[SOURCE MATERIAL]:

[start]

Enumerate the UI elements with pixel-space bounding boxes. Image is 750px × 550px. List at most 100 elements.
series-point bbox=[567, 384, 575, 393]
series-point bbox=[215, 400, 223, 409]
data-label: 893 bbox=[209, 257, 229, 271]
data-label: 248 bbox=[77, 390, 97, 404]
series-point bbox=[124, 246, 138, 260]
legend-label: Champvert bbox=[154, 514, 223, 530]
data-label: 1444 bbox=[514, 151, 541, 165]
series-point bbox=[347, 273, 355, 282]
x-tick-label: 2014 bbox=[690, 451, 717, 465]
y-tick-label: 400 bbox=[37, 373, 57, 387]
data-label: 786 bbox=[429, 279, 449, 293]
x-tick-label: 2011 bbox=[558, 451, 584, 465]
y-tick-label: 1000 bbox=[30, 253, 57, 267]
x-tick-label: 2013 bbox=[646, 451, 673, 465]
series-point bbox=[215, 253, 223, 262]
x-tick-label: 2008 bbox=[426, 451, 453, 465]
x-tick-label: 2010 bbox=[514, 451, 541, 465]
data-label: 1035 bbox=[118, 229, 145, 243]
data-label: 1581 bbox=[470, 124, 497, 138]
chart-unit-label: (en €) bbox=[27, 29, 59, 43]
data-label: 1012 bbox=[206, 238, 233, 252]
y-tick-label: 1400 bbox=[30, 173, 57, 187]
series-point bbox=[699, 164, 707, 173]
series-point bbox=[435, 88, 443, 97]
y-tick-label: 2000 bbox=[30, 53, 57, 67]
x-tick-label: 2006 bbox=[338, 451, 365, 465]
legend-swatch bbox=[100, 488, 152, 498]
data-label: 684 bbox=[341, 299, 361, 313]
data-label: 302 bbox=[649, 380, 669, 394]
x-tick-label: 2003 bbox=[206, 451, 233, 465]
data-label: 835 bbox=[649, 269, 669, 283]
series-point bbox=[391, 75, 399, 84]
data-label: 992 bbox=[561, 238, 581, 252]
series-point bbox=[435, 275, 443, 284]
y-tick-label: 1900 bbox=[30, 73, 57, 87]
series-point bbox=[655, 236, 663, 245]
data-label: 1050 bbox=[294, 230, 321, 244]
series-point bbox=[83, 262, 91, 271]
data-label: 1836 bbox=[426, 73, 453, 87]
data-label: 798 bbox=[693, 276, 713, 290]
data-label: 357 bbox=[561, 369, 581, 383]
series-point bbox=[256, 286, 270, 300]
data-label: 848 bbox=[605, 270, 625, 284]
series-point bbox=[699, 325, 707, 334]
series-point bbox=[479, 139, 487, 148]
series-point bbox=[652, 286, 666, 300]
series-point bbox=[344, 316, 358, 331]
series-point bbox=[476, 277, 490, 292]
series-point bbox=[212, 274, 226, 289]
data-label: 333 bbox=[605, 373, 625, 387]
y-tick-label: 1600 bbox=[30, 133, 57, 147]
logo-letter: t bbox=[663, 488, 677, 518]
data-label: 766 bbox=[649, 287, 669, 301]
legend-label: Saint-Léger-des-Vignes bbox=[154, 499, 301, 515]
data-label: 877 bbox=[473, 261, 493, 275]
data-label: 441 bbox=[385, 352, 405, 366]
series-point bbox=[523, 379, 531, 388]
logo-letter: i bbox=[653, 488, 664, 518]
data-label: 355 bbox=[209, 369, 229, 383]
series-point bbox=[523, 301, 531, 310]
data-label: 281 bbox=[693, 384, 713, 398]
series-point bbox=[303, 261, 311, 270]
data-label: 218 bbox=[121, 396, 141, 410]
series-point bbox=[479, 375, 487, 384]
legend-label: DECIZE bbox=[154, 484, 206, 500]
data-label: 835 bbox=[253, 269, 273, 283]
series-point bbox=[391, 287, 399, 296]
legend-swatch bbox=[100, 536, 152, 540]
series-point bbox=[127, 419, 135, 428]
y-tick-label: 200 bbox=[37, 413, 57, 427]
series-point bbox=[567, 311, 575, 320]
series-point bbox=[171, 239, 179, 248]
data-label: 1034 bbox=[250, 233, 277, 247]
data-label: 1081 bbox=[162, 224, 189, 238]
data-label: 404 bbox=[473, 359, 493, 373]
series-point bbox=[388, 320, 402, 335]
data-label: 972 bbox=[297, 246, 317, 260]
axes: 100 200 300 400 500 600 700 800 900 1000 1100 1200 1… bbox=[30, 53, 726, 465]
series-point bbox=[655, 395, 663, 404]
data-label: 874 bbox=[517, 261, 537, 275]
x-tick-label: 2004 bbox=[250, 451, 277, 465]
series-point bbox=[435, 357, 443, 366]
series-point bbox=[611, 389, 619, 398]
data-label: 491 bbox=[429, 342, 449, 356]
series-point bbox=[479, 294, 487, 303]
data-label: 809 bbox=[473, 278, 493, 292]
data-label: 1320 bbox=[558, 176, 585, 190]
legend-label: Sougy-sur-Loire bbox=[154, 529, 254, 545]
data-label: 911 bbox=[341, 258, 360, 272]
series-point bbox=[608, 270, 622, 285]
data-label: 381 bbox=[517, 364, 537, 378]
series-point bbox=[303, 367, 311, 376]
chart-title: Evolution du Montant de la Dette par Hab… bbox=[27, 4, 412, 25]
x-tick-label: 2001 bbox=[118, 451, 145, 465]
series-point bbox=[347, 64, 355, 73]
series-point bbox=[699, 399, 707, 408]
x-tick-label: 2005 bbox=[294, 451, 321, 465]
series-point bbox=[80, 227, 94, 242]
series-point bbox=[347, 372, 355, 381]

[end]

[SHORT PROBLEM]: Can you format the records, from the first line through the line containing "data-label: 1444 bbox=[514, 151, 541, 165]", as a Markdown table with the columns Row and Record text, leaving out any blank lines?

[ANSWER TO THE PROBLEM]:
| Row | Record text |
|---|---|
| 1 | Enumerate the UI elements with pixel-space bounding boxes. Image is 750px × 550px. List at most 100 elements. |
| 2 | series-point bbox=[567, 384, 575, 393] |
| 3 | series-point bbox=[215, 400, 223, 409] |
| 4 | data-label: 893 bbox=[209, 257, 229, 271] |
| 5 | data-label: 248 bbox=[77, 390, 97, 404] |
| 6 | series-point bbox=[124, 246, 138, 260] |
| 7 | legend-label: Champvert bbox=[154, 514, 223, 530] |
| 8 | data-label: 1444 bbox=[514, 151, 541, 165] |